### INSTRUCTIONS TO FOLLOW
Please print every record below exactly as it appears.

### INPUT RECORDS
________________
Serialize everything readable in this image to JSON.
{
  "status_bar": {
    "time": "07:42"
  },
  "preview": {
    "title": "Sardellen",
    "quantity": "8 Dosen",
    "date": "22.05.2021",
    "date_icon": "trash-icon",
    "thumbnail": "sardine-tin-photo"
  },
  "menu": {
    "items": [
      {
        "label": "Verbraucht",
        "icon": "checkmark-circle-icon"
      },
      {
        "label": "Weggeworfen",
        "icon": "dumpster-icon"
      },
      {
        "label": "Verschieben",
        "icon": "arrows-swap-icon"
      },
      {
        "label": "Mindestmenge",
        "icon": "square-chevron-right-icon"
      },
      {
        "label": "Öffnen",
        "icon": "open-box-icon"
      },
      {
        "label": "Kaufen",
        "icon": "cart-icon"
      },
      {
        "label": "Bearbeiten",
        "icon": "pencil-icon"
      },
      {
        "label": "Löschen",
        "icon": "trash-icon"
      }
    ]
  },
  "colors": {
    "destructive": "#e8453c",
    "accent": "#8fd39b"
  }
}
________________
### REPLY TO THE EXERCISE
Serialize everything readable in this image to JSON.
{
  "status_bar": {
    "time": "07:42"
  },
  "preview": {
    "title": "Sardellen",
    "quantity": "8 Dosen",
    "date": "22.05.2021",
    "date_icon": "trash-icon",
    "thumbnail": "sardine-tin-photo"
  },
  "menu": {
    "items": [
      {
        "label": "Verbraucht",
        "icon": "checkmark-circle-icon"
      },
      {
        "label": "Weggeworfen",
        "icon": "dumpster-icon"
      },
      {
        "label": "Verschieben",
        "icon": "arrows-swap-icon"
      },
      {
        "label": "Mindestmenge",
        "icon": "square-chevron-right-icon"
      },
      {
        "label": "Öffnen",
        "icon": "open-box-icon"
      },
      {
        "label": "Kaufen",
        "icon": "cart-icon"
      },
      {
        "label": "Bearbeiten",
        "icon": "pencil-icon"
      },
      {
        "label": "Löschen",
        "icon": "trash-icon"
      }
    ]
  },
  "colors": {
    "destructive": "#e8453c",
    "accent": "#8fd39b"
  }
}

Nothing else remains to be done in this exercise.